─── Excerpted data

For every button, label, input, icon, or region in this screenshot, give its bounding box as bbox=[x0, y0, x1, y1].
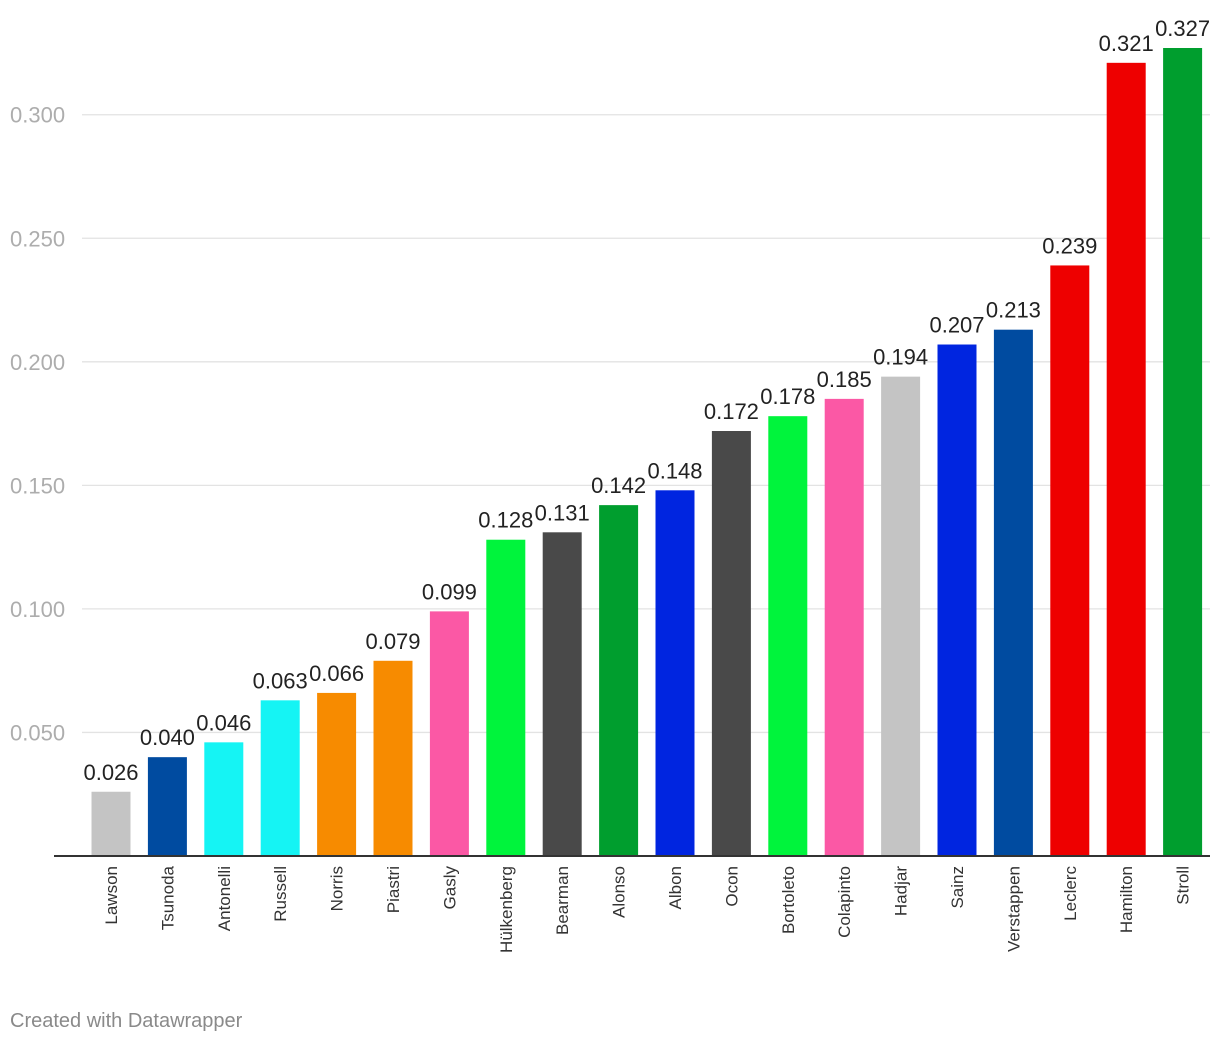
data-label: 0.128 bbox=[478, 508, 533, 533]
bar bbox=[993, 329, 1033, 856]
x-tick-label: Hülkenberg bbox=[497, 866, 516, 953]
footer-credit: Created with Datawrapper bbox=[10, 1010, 243, 1032]
data-label: 0.185 bbox=[817, 367, 872, 392]
x-tick-label: Sainz bbox=[948, 866, 967, 909]
x-tick-label: Colapinto bbox=[835, 866, 854, 938]
data-label: 0.207 bbox=[929, 313, 984, 338]
x-tick-label: Russell bbox=[271, 866, 290, 922]
data-label: 0.213 bbox=[986, 298, 1041, 323]
bar bbox=[204, 742, 244, 856]
y-tick-label: 0.300 bbox=[10, 103, 65, 128]
bar bbox=[1106, 62, 1146, 857]
x-tick-label: Bortoleto bbox=[779, 866, 798, 934]
data-label: 0.239 bbox=[1042, 233, 1097, 258]
bars bbox=[91, 48, 1203, 857]
y-tick-label: 0.100 bbox=[10, 597, 65, 622]
bar bbox=[260, 700, 300, 856]
data-label: 0.178 bbox=[760, 384, 815, 409]
bar bbox=[655, 490, 695, 856]
x-tick-label: Lawson bbox=[102, 866, 121, 925]
data-label: 0.194 bbox=[873, 345, 928, 370]
data-label: 0.040 bbox=[140, 725, 195, 750]
grid-lines bbox=[82, 114, 1210, 734]
bar bbox=[881, 376, 921, 856]
bar bbox=[373, 660, 413, 856]
x-tick-label: Gasly bbox=[440, 866, 459, 910]
bar bbox=[599, 505, 639, 856]
data-label: 0.172 bbox=[704, 399, 759, 424]
y-tick-label: 0.050 bbox=[10, 720, 65, 745]
x-tick-label: Albon bbox=[666, 866, 685, 909]
x-axis: Lawson Tsunoda Antonelli Russell Norris Piast… bbox=[54, 855, 1210, 953]
data-label: 0.026 bbox=[83, 760, 138, 785]
data-label: 0.066 bbox=[309, 661, 364, 686]
y-tick-label: 0.250 bbox=[10, 226, 65, 251]
bar bbox=[429, 611, 469, 856]
x-tick-label: Hadjar bbox=[892, 866, 911, 916]
data-label: 0.079 bbox=[365, 629, 420, 654]
x-tick-label: Norris bbox=[328, 866, 347, 911]
x-tick-label: Bearman bbox=[553, 866, 572, 935]
data-label: 0.142 bbox=[591, 473, 646, 498]
bar bbox=[1050, 265, 1090, 856]
bar bbox=[542, 532, 582, 856]
x-tick-label: Alonso bbox=[610, 866, 629, 918]
data-label: 0.099 bbox=[422, 579, 477, 604]
y-tick-label: 0.200 bbox=[10, 350, 65, 375]
x-tick-label: Ocon bbox=[722, 866, 741, 907]
bar bbox=[1163, 48, 1203, 856]
bar bbox=[824, 398, 864, 856]
x-tick-label: Piastri bbox=[384, 866, 403, 913]
bar bbox=[711, 430, 751, 856]
bar bbox=[317, 692, 357, 856]
bar bbox=[486, 539, 526, 856]
y-axis: 0.050 0.100 0.150 0.200 0.250 0.300 bbox=[10, 103, 65, 746]
data-label: 0.327 bbox=[1155, 16, 1210, 41]
x-tick-label: Tsunoda bbox=[158, 865, 177, 930]
data-label: 0.148 bbox=[647, 458, 702, 483]
x-tick-label: Antonelli bbox=[215, 866, 234, 931]
x-tick-label: Stroll bbox=[1174, 866, 1193, 905]
bar bbox=[147, 757, 187, 856]
bar bbox=[768, 416, 808, 856]
data-label: 0.321 bbox=[1099, 31, 1154, 56]
data-label: 0.063 bbox=[253, 668, 308, 693]
data-label: 0.046 bbox=[196, 710, 251, 735]
x-tick-label: Leclerc bbox=[1061, 866, 1080, 921]
x-tick-label: Verstappen bbox=[1004, 866, 1023, 952]
bar bbox=[937, 344, 977, 856]
bar bbox=[91, 791, 131, 856]
y-tick-label: 0.150 bbox=[10, 473, 65, 498]
x-tick-label: Hamilton bbox=[1117, 866, 1136, 933]
data-label: 0.131 bbox=[535, 500, 590, 525]
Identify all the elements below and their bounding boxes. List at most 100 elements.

──────

● Requirements: Put every line of the records above into a JSON list of strings, one string per line, leaving out blank lines and the pictures.

● Result of the task:
[
  "For every button, label, input, icon, or region in this screenshot, give its bounding box as bbox=[x0, y0, x1, y1].",
  "data-label: 0.128 bbox=[478, 508, 533, 533]",
  "bar bbox=[993, 329, 1033, 856]",
  "x-tick-label: Hülkenberg bbox=[497, 866, 516, 953]",
  "footer-credit: Created with Datawrapper bbox=[10, 1010, 243, 1032]",
  "data-label: 0.185 bbox=[817, 367, 872, 392]",
  "x-tick-label: Sainz bbox=[948, 866, 967, 909]",
  "x-tick-label: Colapinto bbox=[835, 866, 854, 938]",
  "data-label: 0.207 bbox=[929, 313, 984, 338]",
  "x-tick-label: Russell bbox=[271, 866, 290, 922]",
  "data-label: 0.213 bbox=[986, 298, 1041, 323]",
  "bar bbox=[204, 742, 244, 856]",
  "y-tick-label: 0.300 bbox=[10, 103, 65, 128]",
  "bar bbox=[1106, 62, 1146, 857]",
  "x-tick-label: Bortoleto bbox=[779, 866, 798, 934]",
  "data-label: 0.239 bbox=[1042, 233, 1097, 258]",
  "bars bbox=[91, 48, 1203, 857]",
  "y-tick-label: 0.100 bbox=[10, 597, 65, 622]",
  "bar bbox=[260, 700, 300, 856]",
  "data-label: 0.178 bbox=[760, 384, 815, 409]",
  "bar bbox=[655, 490, 695, 856]",
  "x-tick-label: Lawson bbox=[102, 866, 121, 925]",
  "data-label: 0.194 bbox=[873, 345, 928, 370]",
  "data-label: 0.040 bbox=[140, 725, 195, 750]",
  "grid-lines bbox=[82, 114, 1210, 734]",
  "bar bbox=[881, 376, 921, 856]",
  "bar bbox=[373, 660, 413, 856]",
  "x-tick-label: Gasly bbox=[440, 866, 459, 910]",
  "bar bbox=[599, 505, 639, 856]",
  "data-label: 0.172 bbox=[704, 399, 759, 424]",
  "y-tick-label: 0.050 bbox=[10, 720, 65, 745]",
  "x-tick-label: Albon bbox=[666, 866, 685, 909]",
  "x-axis: Lawson Tsunoda Antonelli Russell Norris Piast… bbox=[54, 855, 1210, 953]",
  "data-label: 0.026 bbox=[83, 760, 138, 785]",
  "data-label: 0.066 bbox=[309, 661, 364, 686]",
  "y-tick-label: 0.250 bbox=[10, 226, 65, 251]",
  "bar bbox=[429, 611, 469, 856]",
  "x-tick-label: Hadjar bbox=[892, 866, 911, 916]",
  "data-label: 0.079 bbox=[365, 629, 420, 654]",
  "x-tick-label: Norris bbox=[328, 866, 347, 911]",
  "x-tick-label: Bearman bbox=[553, 866, 572, 935]",
  "data-label: 0.142 bbox=[591, 473, 646, 498]",
  "bar bbox=[1050, 265, 1090, 856]",
  "bar bbox=[542, 532, 582, 856]",
  "x-tick-label: Alonso bbox=[610, 866, 629, 918]",
  "data-label: 0.099 bbox=[422, 579, 477, 604]",
  "y-tick-label: 0.200 bbox=[10, 350, 65, 375]",
  "x-tick-label: Ocon bbox=[722, 866, 741, 907]",
  "bar bbox=[1163, 48, 1203, 856]",
  "bar bbox=[824, 398, 864, 856]",
  "x-tick-label: Piastri bbox=[384, 866, 403, 913]",
  "bar bbox=[711, 430, 751, 856]",
  "bar bbox=[317, 692, 357, 856]",
  "bar bbox=[486, 539, 526, 856]",
  "y-axis: 0.050 0.100 0.150 0.200 0.250 0.300 bbox=[10, 103, 65, 746]",
  "data-label: 0.327 bbox=[1155, 16, 1210, 41]",
  "x-tick-label: Tsunoda bbox=[158, 865, 177, 930]",
  "data-label: 0.148 bbox=[647, 458, 702, 483]",
  "x-tick-label: Antonelli bbox=[215, 866, 234, 931]",
  "x-tick-label: Stroll bbox=[1174, 866, 1193, 905]",
  "bar bbox=[147, 757, 187, 856]",
  "bar bbox=[768, 416, 808, 856]",
  "data-label: 0.321 bbox=[1099, 31, 1154, 56]",
  "data-label: 0.063 bbox=[253, 668, 308, 693]",
  "data-label: 0.046 bbox=[196, 710, 251, 735]",
  "x-tick-label: Leclerc bbox=[1061, 866, 1080, 921]",
  "x-tick-label: Verstappen bbox=[1004, 866, 1023, 952]",
  "bar bbox=[937, 344, 977, 856]",
  "bar bbox=[91, 791, 131, 856]",
  "y-tick-label: 0.150 bbox=[10, 473, 65, 498]",
  "x-tick-label: Hamilton bbox=[1117, 866, 1136, 933]",
  "data-label: 0.131 bbox=[535, 500, 590, 525]",
  "Identify all the elements below and their bounding boxes. List at most 100 elements."
]